Aim 1:
In the Wasilla passage, list every event that the writer's early Wasilla photographs of the children show them taking part in.
--- START OF Document passage ---
Wasilla is the place where I have lived for the past 29 years - sort of. The house in which my wife and I raised our family sits here, but I have made my rather odd career as a different sort of photojournalist by continually wandering off to other places to photograph people and gather information, which I have then put together in various publications that have served the Alaska Native Eskimo, Indian and Aleut communities.

Although I did not have a great of free time to devote to this rather strange community, named after a Tanaina Athabascan Indian chief who knew Wasilla in the way that I so impossibly long to, I have still documented it regularly over the past quarter-century plus. In the early days, my Wasilla photographs focused mostly upon my children and the events they participated in - baseball, football, figure skating, hockey, frog catching, fire cracker detonation, Fourth of July parade - that sort of thing. 

In 2002, I purchased my first digital camera and then, whenever I was home, I began to photograph Wasilla upon a daily basis, but not in a conventional way. These were grab shots - whatever caught my eye as I took my many long walks or drove through the town, shooting through the car window at people and scenes that appeared and disappeared before I could even focus and compose in the traditional photographic way.

Thus, the Wasilla portion of this blog will be devoted both to the images that I take as I wander about and those that I have taken in the past. Despite the odd, random, nature of the images, I believe they communicate something powerful about this town that I have never seen expressed anywhere else. 

Wasilla is a sprawling community that has been slapped down hodge-podge upon what was so recently wilderness of the most exquisite beauty. In its design, it is deliberately anti-zoned, anti-planned. In the building of Wasilla, the desire to make a buck has trumped aesthetics and all other considerations. This town, built in the midst of exquisite beauty, has largely become an unsightly, unattractive, mess of urban sprawl. Largely because of this, it often seems to me that Wasilla is a community with no sense of community, a town devoid of town soul.
--- END OF Document passage ---
--- START OF Input ---
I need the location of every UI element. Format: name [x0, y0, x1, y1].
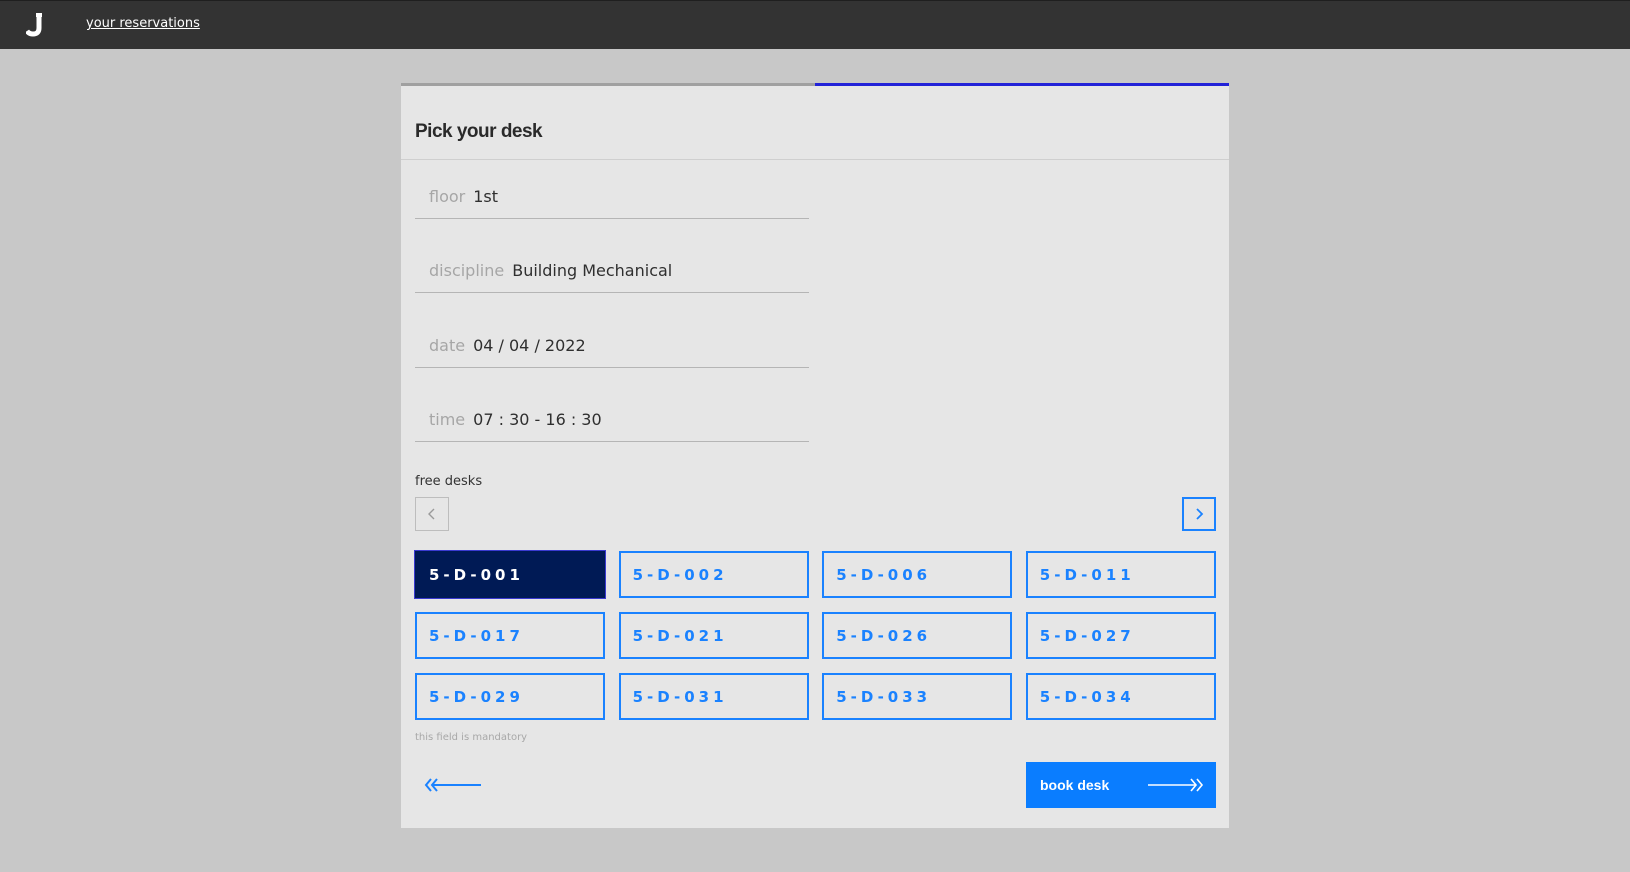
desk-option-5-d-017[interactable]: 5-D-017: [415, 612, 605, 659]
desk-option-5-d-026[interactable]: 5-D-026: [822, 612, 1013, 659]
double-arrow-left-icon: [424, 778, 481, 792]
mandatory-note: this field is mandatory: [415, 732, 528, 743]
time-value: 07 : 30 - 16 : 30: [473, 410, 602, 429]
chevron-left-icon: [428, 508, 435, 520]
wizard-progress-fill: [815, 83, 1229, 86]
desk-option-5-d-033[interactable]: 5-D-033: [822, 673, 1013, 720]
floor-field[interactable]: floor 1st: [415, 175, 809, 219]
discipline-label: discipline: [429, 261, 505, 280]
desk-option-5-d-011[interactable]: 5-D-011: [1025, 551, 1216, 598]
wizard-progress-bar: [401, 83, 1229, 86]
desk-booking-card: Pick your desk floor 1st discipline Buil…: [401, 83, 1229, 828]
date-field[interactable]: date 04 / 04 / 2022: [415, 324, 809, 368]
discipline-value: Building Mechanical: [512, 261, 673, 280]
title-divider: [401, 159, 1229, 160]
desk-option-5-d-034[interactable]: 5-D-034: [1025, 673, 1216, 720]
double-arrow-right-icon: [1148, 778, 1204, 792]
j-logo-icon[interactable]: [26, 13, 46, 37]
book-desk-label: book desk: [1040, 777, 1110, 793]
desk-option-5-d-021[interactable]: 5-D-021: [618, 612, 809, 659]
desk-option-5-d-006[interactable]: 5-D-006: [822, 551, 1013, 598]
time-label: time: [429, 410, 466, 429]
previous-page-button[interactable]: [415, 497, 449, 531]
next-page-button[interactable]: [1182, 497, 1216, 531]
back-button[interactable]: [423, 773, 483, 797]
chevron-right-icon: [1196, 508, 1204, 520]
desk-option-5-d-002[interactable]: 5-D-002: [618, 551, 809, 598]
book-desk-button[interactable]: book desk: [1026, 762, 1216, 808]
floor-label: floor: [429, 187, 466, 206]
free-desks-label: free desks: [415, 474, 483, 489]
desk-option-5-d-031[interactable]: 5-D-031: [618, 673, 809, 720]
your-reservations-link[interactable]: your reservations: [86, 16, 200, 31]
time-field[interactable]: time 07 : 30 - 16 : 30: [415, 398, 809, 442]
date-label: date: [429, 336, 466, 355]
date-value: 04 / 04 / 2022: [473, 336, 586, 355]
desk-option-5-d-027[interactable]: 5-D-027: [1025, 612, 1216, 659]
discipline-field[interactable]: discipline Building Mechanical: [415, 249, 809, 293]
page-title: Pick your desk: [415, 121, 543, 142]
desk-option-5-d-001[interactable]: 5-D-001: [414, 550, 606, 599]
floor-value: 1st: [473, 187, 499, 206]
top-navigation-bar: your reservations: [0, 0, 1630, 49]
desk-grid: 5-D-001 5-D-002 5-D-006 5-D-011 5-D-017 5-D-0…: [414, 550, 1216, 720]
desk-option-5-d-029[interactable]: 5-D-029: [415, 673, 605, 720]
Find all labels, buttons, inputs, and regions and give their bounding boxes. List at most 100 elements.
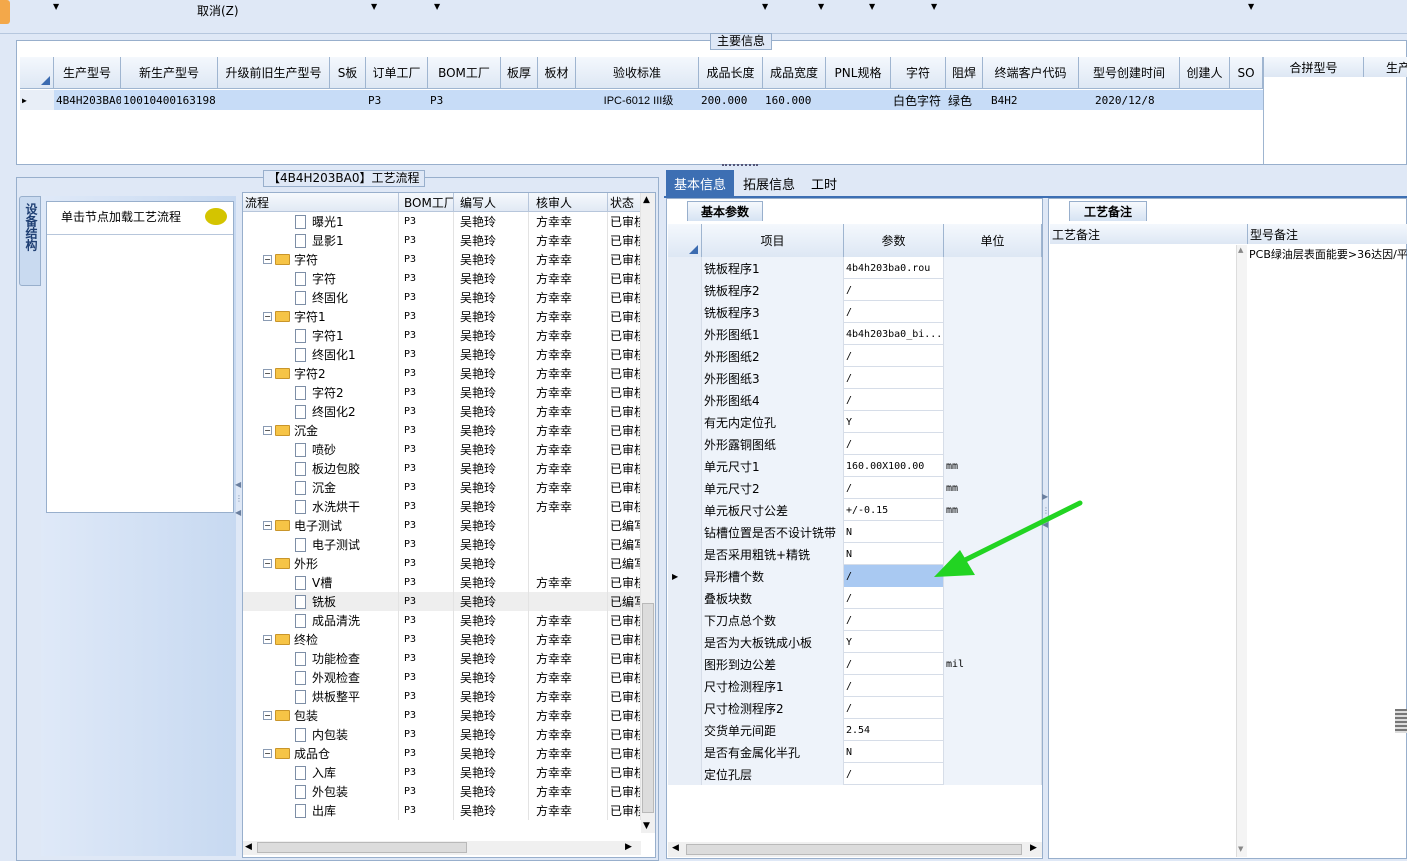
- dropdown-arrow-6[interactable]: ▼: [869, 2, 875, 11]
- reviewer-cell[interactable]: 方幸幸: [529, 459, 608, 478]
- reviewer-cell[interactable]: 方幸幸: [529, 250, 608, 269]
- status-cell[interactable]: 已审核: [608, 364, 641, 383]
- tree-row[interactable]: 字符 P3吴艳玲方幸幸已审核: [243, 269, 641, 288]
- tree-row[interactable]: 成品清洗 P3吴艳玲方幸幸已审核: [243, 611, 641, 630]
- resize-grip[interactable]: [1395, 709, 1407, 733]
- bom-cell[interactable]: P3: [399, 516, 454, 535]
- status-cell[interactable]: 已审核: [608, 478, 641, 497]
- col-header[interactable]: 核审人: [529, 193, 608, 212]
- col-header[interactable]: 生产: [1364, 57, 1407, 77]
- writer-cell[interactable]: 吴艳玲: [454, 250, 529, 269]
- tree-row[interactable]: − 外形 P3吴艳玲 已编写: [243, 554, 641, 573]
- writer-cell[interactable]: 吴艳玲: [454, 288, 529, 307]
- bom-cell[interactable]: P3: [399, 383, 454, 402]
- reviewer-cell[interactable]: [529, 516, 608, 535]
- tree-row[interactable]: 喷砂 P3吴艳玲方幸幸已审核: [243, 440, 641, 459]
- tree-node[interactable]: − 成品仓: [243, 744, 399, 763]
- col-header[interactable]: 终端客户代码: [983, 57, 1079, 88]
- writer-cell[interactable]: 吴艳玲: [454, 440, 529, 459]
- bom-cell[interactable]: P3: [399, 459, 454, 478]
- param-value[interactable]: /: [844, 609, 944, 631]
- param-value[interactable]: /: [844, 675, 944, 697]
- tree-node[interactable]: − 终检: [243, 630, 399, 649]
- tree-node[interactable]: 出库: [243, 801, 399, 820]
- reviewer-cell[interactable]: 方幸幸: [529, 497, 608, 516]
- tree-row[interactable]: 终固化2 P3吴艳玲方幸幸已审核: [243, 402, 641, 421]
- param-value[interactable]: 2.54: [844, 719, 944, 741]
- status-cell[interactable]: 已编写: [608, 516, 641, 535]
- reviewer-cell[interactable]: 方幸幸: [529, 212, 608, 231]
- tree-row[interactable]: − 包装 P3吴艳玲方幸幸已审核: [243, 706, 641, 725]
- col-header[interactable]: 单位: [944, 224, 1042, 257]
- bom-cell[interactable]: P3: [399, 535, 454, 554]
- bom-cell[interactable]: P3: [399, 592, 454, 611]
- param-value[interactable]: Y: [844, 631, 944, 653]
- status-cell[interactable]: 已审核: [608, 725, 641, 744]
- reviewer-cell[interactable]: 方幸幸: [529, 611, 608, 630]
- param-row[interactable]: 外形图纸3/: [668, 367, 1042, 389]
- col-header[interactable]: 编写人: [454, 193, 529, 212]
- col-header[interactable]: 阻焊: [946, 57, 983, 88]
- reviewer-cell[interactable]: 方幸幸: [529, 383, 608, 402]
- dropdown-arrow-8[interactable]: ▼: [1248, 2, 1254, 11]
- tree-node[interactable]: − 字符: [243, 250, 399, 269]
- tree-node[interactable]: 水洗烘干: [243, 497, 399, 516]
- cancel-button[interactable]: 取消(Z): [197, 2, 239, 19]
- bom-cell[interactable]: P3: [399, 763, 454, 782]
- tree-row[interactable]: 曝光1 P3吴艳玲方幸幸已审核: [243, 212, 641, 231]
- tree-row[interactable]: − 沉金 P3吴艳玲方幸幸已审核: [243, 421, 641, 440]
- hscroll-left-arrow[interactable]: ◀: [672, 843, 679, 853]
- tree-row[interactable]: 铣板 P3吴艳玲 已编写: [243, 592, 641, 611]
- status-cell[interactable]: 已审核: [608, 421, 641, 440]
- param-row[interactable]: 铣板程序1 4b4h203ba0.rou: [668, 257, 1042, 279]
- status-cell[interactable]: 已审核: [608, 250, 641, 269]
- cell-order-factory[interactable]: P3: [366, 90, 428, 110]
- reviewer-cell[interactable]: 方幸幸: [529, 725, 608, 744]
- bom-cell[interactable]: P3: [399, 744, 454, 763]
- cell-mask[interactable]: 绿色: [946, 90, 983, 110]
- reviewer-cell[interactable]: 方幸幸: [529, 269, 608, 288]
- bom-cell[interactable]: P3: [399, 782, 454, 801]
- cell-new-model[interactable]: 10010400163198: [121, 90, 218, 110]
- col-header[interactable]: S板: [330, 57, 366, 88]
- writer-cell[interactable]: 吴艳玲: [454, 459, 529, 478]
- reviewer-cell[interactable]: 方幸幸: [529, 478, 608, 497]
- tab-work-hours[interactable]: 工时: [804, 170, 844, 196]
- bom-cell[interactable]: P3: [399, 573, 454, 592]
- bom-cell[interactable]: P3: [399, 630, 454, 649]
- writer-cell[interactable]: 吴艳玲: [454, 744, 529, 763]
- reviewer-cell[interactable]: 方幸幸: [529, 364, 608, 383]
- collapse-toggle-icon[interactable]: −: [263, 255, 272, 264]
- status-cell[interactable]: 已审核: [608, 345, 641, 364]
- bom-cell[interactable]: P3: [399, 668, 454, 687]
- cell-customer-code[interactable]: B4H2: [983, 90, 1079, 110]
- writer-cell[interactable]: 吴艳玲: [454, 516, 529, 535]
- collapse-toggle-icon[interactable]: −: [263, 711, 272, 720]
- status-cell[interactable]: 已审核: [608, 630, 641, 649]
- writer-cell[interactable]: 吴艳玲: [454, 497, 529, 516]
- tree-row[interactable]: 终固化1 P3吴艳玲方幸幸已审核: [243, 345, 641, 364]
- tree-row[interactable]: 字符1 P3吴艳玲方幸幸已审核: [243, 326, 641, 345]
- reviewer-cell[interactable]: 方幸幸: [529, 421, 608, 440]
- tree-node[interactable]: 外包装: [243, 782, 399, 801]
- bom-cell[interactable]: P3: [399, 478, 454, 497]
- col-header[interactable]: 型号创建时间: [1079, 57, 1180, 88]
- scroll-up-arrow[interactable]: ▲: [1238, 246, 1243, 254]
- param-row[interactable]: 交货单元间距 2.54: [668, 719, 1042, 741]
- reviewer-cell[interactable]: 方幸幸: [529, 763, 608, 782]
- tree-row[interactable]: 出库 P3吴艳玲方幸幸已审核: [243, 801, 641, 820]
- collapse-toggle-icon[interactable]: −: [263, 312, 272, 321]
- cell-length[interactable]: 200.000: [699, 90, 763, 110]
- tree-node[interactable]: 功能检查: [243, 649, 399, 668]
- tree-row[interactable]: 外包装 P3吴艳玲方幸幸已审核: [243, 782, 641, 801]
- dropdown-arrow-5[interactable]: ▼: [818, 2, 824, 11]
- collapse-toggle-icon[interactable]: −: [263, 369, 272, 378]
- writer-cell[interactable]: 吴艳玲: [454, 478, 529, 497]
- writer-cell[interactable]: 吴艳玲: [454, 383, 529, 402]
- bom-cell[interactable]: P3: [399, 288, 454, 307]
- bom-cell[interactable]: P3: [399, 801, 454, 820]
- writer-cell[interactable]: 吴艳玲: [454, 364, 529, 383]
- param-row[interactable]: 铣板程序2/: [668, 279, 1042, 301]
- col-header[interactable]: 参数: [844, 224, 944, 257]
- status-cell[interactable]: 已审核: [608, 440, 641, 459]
--- END OF Input ---
Aim 2:
Copy out the rows verbatim, beginning at the row containing "desk-option-5-d-017[interactable]: 5-D-017: [415, 612, 605, 659]" and ending at the row containing "free-desks-label: free desks: [415, 474, 483, 489]", with both of those rows included.

Exercise result 1:
baseball, football, figure skating, hockey, frog catching, fire cracker detonation, Fourth of July parade

Exercise result 2:
desk-option-5-d-017[interactable]: 5-D-017: [415, 612, 605, 659]
desk-option-5-d-026[interactable]: 5-D-026: [822, 612, 1013, 659]
double-arrow-left-icon: [424, 778, 481, 792]
mandatory-note: this field is mandatory: [415, 732, 528, 743]
time-value: 07 : 30 - 16 : 30: [473, 410, 602, 429]
chevron-left-icon: [428, 508, 435, 520]
wizard-progress-fill: [815, 83, 1229, 86]
desk-option-5-d-033[interactable]: 5-D-033: [822, 673, 1013, 720]
floor-field[interactable]: floor 1st: [415, 175, 809, 219]
discipline-label: discipline: [429, 261, 505, 280]
desk-option-5-d-011[interactable]: 5-D-011: [1025, 551, 1216, 598]
wizard-progress-bar: [401, 83, 1229, 86]
desk-booking-card: Pick your desk floor 1st discipline Buil…: [401, 83, 1229, 828]
date-field[interactable]: date 04 / 04 / 2022: [415, 324, 809, 368]
discipline-value: Building Mechanical: [512, 261, 673, 280]
title-divider: [401, 159, 1229, 160]
desk-option-5-d-034[interactable]: 5-D-034: [1025, 673, 1216, 720]
double-arrow-right-icon: [1148, 778, 1204, 792]
j-logo-icon[interactable]: [26, 13, 46, 37]
book-desk-label: book desk: [1040, 777, 1110, 793]
desk-option-5-d-021[interactable]: 5-D-021: [618, 612, 809, 659]
desk-option-5-d-006[interactable]: 5-D-006: [822, 551, 1013, 598]
time-label: time: [429, 410, 466, 429]
previous-page-button[interactable]: [415, 497, 449, 531]
next-page-button[interactable]: [1182, 497, 1216, 531]
back-button[interactable]: [423, 773, 483, 797]
chevron-right-icon: [1196, 508, 1204, 520]
desk-option-5-d-002[interactable]: 5-D-002: [618, 551, 809, 598]
book-desk-button[interactable]: book desk: [1026, 762, 1216, 808]
floor-label: floor: [429, 187, 466, 206]
free-desks-label: free desks: [415, 474, 483, 489]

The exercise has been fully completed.